LISTED ENTRIES:
[Begin]
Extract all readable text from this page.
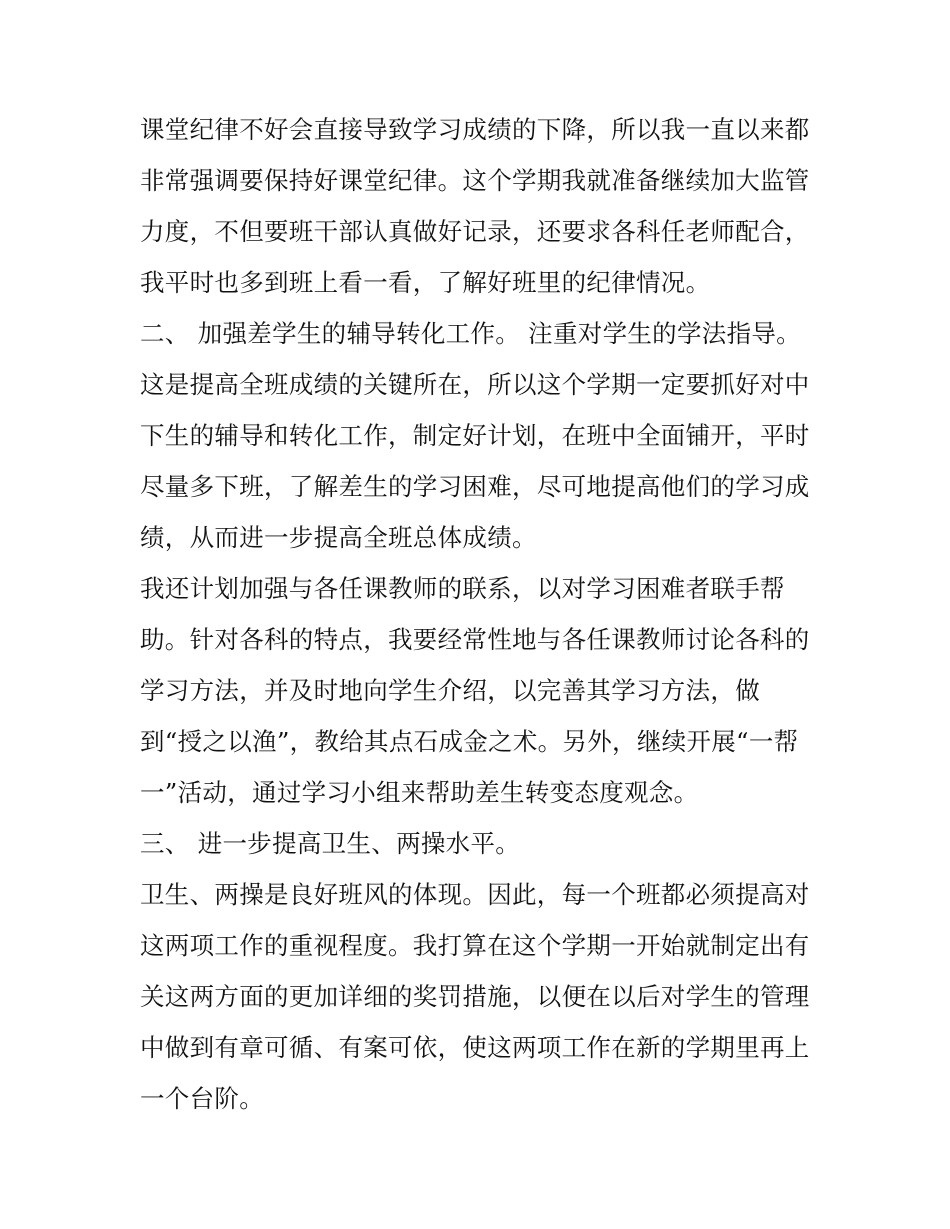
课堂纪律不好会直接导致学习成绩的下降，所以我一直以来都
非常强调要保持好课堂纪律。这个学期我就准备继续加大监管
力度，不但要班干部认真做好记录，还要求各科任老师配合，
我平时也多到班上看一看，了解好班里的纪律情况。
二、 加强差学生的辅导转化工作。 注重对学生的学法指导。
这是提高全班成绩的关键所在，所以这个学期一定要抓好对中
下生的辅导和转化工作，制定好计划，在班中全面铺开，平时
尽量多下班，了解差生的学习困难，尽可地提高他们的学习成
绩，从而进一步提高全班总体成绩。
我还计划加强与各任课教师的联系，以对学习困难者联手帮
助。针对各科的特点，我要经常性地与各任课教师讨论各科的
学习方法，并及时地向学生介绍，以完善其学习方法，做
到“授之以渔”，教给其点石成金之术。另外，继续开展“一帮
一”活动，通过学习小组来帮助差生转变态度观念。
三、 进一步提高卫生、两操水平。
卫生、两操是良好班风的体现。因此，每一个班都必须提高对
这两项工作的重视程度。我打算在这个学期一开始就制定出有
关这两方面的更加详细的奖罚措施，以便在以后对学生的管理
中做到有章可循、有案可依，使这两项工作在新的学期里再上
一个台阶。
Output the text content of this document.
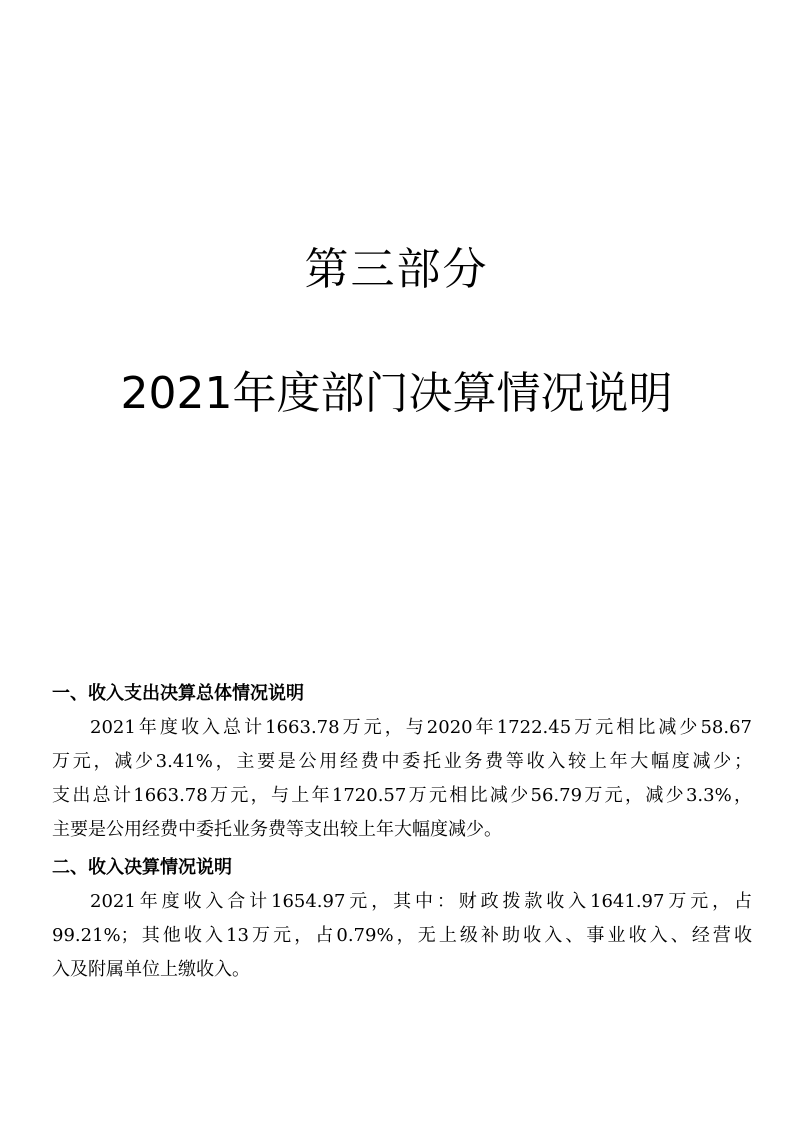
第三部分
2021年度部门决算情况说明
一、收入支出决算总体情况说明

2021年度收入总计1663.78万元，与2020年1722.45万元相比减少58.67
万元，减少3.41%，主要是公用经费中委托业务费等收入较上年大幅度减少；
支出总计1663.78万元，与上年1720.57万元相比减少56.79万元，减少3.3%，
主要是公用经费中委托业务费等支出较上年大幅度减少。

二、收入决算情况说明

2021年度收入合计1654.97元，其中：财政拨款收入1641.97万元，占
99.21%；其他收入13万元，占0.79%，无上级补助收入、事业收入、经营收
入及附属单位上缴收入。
[End]
The line that contains "Output the text content of this document." opens the part to copy, and the last line of the records closes it; set down those lines exactly, pictures excluded.

RESULT BELOW:
Output the text content of this document.
第三部分
2021年度部门决算情况说明
一、收入支出决算总体情况说明

2021年度收入总计1663.78万元，与2020年1722.45万元相比减少58.67
万元，减少3.41%，主要是公用经费中委托业务费等收入较上年大幅度减少；
支出总计1663.78万元，与上年1720.57万元相比减少56.79万元，减少3.3%，
主要是公用经费中委托业务费等支出较上年大幅度减少。

二、收入决算情况说明

2021年度收入合计1654.97元，其中：财政拨款收入1641.97万元，占
99.21%；其他收入13万元，占0.79%，无上级补助收入、事业收入、经营收
入及附属单位上缴收入。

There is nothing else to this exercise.